Job. Give every line of the data again, unchanged, but with no pictures.

Provided records.
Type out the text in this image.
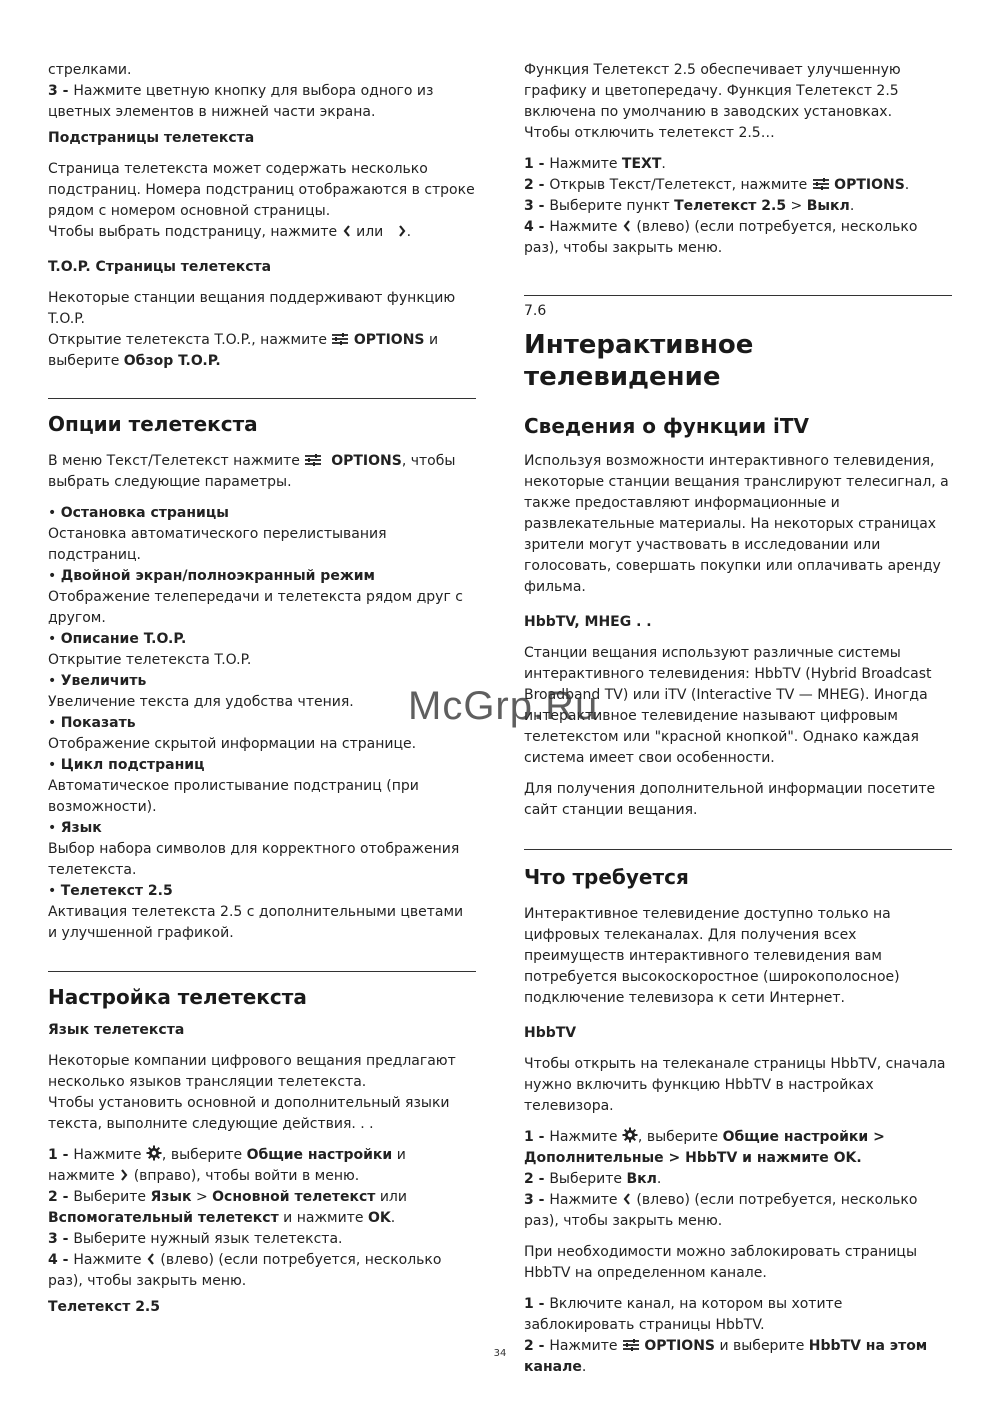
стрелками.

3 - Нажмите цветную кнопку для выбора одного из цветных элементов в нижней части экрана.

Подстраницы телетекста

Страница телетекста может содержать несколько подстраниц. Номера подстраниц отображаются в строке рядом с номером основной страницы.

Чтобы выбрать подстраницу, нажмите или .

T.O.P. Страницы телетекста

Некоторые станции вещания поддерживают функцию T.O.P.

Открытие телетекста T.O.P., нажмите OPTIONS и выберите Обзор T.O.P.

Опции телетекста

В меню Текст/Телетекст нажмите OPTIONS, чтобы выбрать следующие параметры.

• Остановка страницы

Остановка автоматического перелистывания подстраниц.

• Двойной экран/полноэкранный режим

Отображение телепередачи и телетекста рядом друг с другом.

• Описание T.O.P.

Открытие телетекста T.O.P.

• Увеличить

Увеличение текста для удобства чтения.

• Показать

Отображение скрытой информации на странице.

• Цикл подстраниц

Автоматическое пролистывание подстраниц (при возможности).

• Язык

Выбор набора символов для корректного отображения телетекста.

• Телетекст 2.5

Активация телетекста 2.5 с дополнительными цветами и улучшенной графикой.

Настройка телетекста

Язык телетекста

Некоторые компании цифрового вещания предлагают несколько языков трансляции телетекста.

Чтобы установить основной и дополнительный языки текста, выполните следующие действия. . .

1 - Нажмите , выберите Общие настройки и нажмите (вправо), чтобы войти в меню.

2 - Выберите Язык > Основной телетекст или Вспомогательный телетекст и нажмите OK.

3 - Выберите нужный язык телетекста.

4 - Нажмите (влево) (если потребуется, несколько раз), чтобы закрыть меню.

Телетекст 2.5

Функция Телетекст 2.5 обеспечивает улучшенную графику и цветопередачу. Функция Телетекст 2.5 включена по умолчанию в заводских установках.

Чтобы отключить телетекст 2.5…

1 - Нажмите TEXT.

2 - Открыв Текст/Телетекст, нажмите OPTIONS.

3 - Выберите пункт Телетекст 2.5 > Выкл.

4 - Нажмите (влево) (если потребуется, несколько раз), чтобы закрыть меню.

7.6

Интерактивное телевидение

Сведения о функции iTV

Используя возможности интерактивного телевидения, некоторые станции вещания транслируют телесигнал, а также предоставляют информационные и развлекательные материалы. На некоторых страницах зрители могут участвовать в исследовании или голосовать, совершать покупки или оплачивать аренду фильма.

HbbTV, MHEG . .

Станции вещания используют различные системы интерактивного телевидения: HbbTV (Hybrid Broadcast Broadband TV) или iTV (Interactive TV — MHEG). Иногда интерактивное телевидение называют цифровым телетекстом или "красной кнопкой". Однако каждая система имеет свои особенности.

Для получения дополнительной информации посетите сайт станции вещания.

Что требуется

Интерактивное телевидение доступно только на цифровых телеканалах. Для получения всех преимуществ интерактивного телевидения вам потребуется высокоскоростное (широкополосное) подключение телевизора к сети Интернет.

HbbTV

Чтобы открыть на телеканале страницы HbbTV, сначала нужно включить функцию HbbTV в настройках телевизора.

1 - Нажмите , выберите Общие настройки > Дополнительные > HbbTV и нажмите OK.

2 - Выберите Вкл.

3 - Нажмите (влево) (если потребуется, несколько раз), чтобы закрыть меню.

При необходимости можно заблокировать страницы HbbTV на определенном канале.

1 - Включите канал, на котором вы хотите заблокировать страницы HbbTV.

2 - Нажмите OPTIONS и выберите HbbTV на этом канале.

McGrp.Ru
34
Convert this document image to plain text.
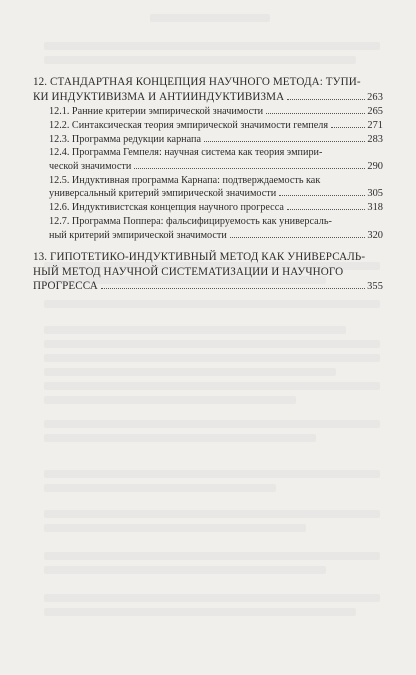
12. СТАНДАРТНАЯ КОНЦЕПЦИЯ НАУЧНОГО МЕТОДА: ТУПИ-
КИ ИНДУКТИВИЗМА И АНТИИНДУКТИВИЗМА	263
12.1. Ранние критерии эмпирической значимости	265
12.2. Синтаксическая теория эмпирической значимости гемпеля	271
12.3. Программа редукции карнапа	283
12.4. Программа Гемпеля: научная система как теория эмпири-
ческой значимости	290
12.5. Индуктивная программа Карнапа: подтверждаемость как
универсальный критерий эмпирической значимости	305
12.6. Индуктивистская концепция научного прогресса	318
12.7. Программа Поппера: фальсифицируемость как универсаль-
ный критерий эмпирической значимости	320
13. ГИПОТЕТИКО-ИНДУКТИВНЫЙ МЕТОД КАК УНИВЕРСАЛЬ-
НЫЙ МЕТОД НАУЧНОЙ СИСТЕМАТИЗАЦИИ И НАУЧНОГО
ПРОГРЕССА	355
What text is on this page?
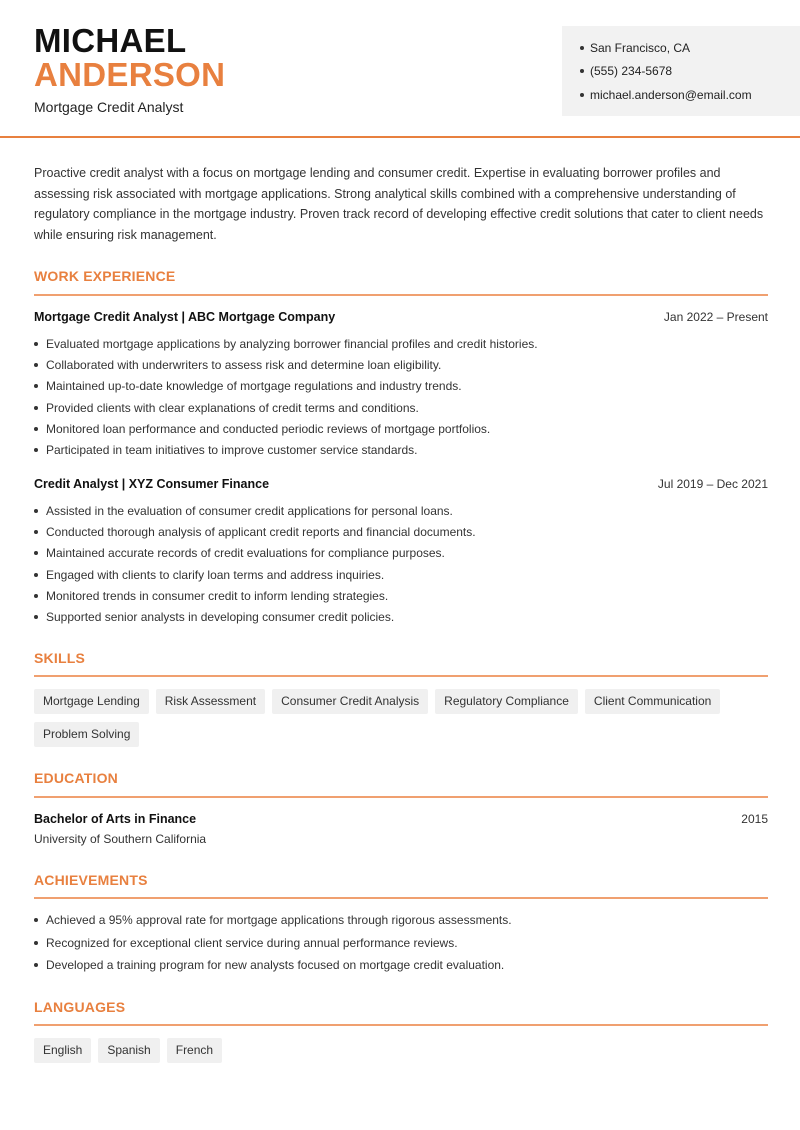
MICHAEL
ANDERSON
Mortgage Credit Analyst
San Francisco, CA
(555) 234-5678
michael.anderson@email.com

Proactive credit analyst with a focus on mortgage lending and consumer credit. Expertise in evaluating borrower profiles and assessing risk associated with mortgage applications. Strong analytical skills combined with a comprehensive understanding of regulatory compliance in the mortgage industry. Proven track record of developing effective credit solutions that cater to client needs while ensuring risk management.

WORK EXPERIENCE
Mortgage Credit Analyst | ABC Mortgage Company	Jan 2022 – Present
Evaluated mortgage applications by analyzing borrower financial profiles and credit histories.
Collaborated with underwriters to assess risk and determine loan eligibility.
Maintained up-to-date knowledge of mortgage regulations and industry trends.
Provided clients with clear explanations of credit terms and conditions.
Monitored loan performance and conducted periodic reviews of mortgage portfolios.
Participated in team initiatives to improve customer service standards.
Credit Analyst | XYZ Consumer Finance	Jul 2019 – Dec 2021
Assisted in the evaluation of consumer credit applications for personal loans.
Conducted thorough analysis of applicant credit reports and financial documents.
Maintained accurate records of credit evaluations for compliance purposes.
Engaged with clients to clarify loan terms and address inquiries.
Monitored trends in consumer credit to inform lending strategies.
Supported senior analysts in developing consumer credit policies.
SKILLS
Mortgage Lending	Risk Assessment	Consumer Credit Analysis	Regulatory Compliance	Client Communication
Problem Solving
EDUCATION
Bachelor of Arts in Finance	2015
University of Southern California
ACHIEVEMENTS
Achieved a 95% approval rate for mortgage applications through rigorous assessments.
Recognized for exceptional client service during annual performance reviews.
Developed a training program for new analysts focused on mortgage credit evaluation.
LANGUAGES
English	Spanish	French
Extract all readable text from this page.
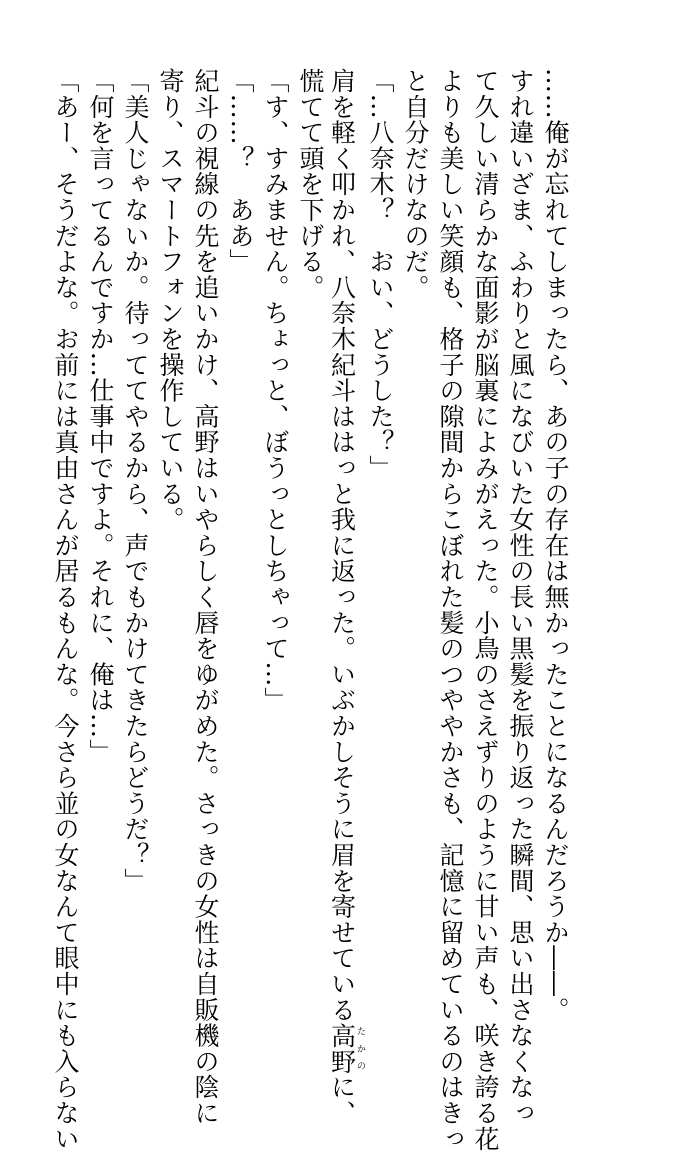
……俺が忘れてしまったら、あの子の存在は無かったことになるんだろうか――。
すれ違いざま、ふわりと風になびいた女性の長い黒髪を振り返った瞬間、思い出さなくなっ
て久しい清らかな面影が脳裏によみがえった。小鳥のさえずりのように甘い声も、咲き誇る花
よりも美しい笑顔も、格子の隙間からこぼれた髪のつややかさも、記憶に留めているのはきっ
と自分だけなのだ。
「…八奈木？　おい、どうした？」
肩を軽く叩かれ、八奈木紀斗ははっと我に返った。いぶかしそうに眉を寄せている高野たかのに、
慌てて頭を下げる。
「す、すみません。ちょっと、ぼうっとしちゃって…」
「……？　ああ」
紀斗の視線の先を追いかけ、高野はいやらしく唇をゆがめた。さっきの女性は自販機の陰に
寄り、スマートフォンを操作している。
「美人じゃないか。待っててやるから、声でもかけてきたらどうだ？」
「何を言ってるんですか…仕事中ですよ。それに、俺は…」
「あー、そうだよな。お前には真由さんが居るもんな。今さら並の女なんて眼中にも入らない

Written reply.
Type out the text in this image.
стрелками.

3 - Нажмите цветную кнопку для выбора одного из цветных элементов в нижней части экрана.

Подстраницы телетекста

Страница телетекста может содержать несколько подстраниц. Номера подстраниц отображаются в строке рядом с номером основной страницы.

Чтобы выбрать подстраницу, нажмите или .

T.O.P. Страницы телетекста

Некоторые станции вещания поддерживают функцию T.O.P.

Открытие телетекста T.O.P., нажмите OPTIONS и выберите Обзор T.O.P.

Опции телетекста

В меню Текст/Телетекст нажмите OPTIONS, чтобы выбрать следующие параметры.

• Остановка страницы

Остановка автоматического перелистывания подстраниц.

• Двойной экран/полноэкранный режим

Отображение телепередачи и телетекста рядом друг с другом.

• Описание T.O.P.

Открытие телетекста T.O.P.

• Увеличить

Увеличение текста для удобства чтения.

• Показать

Отображение скрытой информации на странице.

• Цикл подстраниц

Автоматическое пролистывание подстраниц (при возможности).

• Язык

Выбор набора символов для корректного отображения телетекста.

• Телетекст 2.5

Активация телетекста 2.5 с дополнительными цветами и улучшенной графикой.

Настройка телетекста

Язык телетекста

Некоторые компании цифрового вещания предлагают несколько языков трансляции телетекста.

Чтобы установить основной и дополнительный языки текста, выполните следующие действия. . .

1 - Нажмите , выберите Общие настройки и нажмите (вправо), чтобы войти в меню.

2 - Выберите Язык > Основной телетекст или Вспомогательный телетекст и нажмите OK.

3 - Выберите нужный язык телетекста.

4 - Нажмите (влево) (если потребуется, несколько раз), чтобы закрыть меню.

Телетекст 2.5

Функция Телетекст 2.5 обеспечивает улучшенную графику и цветопередачу. Функция Телетекст 2.5 включена по умолчанию в заводских установках.

Чтобы отключить телетекст 2.5…

1 - Нажмите TEXT.

2 - Открыв Текст/Телетекст, нажмите OPTIONS.

3 - Выберите пункт Телетекст 2.5 > Выкл.

4 - Нажмите (влево) (если потребуется, несколько раз), чтобы закрыть меню.

7.6

Интерактивное телевидение

Сведения о функции iTV

Используя возможности интерактивного телевидения, некоторые станции вещания транслируют телесигнал, а также предоставляют информационные и развлекательные материалы. На некоторых страницах зрители могут участвовать в исследовании или голосовать, совершать покупки или оплачивать аренду фильма.

HbbTV, MHEG . .

Станции вещания используют различные системы интерактивного телевидения: HbbTV (Hybrid Broadcast Broadband TV) или iTV (Interactive TV — MHEG). Иногда интерактивное телевидение называют цифровым телетекстом или "красной кнопкой". Однако каждая система имеет свои особенности.

Для получения дополнительной информации посетите сайт станции вещания.

Что требуется

Интерактивное телевидение доступно только на цифровых телеканалах. Для получения всех преимуществ интерактивного телевидения вам потребуется высокоскоростное (широкополосное) подключение телевизора к сети Интернет.

HbbTV

Чтобы открыть на телеканале страницы HbbTV, сначала нужно включить функцию HbbTV в настройках телевизора.

1 - Нажмите , выберите Общие настройки > Дополнительные > HbbTV и нажмите OK.

2 - Выберите Вкл.

3 - Нажмите (влево) (если потребуется, несколько раз), чтобы закрыть меню.

При необходимости можно заблокировать страницы HbbTV на определенном канале.

1 - Включите канал, на котором вы хотите заблокировать страницы HbbTV.

2 - Нажмите OPTIONS и выберите HbbTV на этом канале.

McGrp.Ru
34
Convert this document image to plain text.
12. СТАНДАРТНАЯ КОНЦЕПЦИЯ НАУЧНОГО МЕТОДА: ТУПИ-
КИ ИНДУКТИВИЗМА И АНТИИНДУКТИВИЗМА	263
12.1. Ранние критерии эмпирической значимости	265
12.2. Синтаксическая теория эмпирической значимости гемпеля	271
12.3. Программа редукции карнапа	283
12.4. Программа Гемпеля: научная система как теория эмпири-
ческой значимости	290
12.5. Индуктивная программа Карнапа: подтверждаемость как
универсальный критерий эмпирической значимости	305
12.6. Индуктивистская концепция научного прогресса	318
12.7. Программа Поппера: фальсифицируемость как универсаль-
ный критерий эмпирической значимости	320
13. ГИПОТЕТИКО-ИНДУКТИВНЫЙ МЕТОД КАК УНИВЕРСАЛЬ-
НЫЙ МЕТОД НАУЧНОЙ СИСТЕМАТИЗАЦИИ И НАУЧНОГО
ПРОГРЕССА	355
What text is on this page?
MICHAEL
ANDERSON
Mortgage Credit Analyst
San Francisco, CA
(555) 234-5678
michael.anderson@email.com

Proactive credit analyst with a focus on mortgage lending and consumer credit. Expertise in evaluating borrower profiles and assessing risk associated with mortgage applications. Strong analytical skills combined with a comprehensive understanding of regulatory compliance in the mortgage industry. Proven track record of developing effective credit solutions that cater to client needs while ensuring risk management.

WORK EXPERIENCE
Mortgage Credit Analyst | ABC Mortgage Company	Jan 2022 – Present
Evaluated mortgage applications by analyzing borrower financial profiles and credit histories.
Collaborated with underwriters to assess risk and determine loan eligibility.
Maintained up-to-date knowledge of mortgage regulations and industry trends.
Provided clients with clear explanations of credit terms and conditions.
Monitored loan performance and conducted periodic reviews of mortgage portfolios.
Participated in team initiatives to improve customer service standards.
Credit Analyst | XYZ Consumer Finance	Jul 2019 – Dec 2021
Assisted in the evaluation of consumer credit applications for personal loans.
Conducted thorough analysis of applicant credit reports and financial documents.
Maintained accurate records of credit evaluations for compliance purposes.
Engaged with clients to clarify loan terms and address inquiries.
Monitored trends in consumer credit to inform lending strategies.
Supported senior analysts in developing consumer credit policies.
SKILLS
Mortgage Lending	Risk Assessment	Consumer Credit Analysis	Regulatory Compliance	Client Communication
Problem Solving
EDUCATION
Bachelor of Arts in Finance	2015
University of Southern California
ACHIEVEMENTS
Achieved a 95% approval rate for mortgage applications through rigorous assessments.
Recognized for exceptional client service during annual performance reviews.
Developed a training program for new analysts focused on mortgage credit evaluation.
LANGUAGES
English	Spanish	French
Extract all readable text from this page.
……俺が忘れてしまったら、あの子の存在は無かったことになるんだろうか――。
すれ違いざま、ふわりと風になびいた女性の長い黒髪を振り返った瞬間、思い出さなくなっ
て久しい清らかな面影が脳裏によみがえった。小鳥のさえずりのように甘い声も、咲き誇る花
よりも美しい笑顔も、格子の隙間からこぼれた髪のつややかさも、記憶に留めているのはきっ
と自分だけなのだ。
「…八奈木？　おい、どうした？」
肩を軽く叩かれ、八奈木紀斗ははっと我に返った。いぶかしそうに眉を寄せている高野たかのに、
慌てて頭を下げる。
「す、すみません。ちょっと、ぼうっとしちゃって…」
「……？　ああ」
紀斗の視線の先を追いかけ、高野はいやらしく唇をゆがめた。さっきの女性は自販機の陰に
寄り、スマートフォンを操作している。
「美人じゃないか。待っててやるから、声でもかけてきたらどうだ？」
「何を言ってるんですか…仕事中ですよ。それに、俺は…」
「あー、そうだよな。お前には真由さんが居るもんな。今さら並の女なんて眼中にも入らない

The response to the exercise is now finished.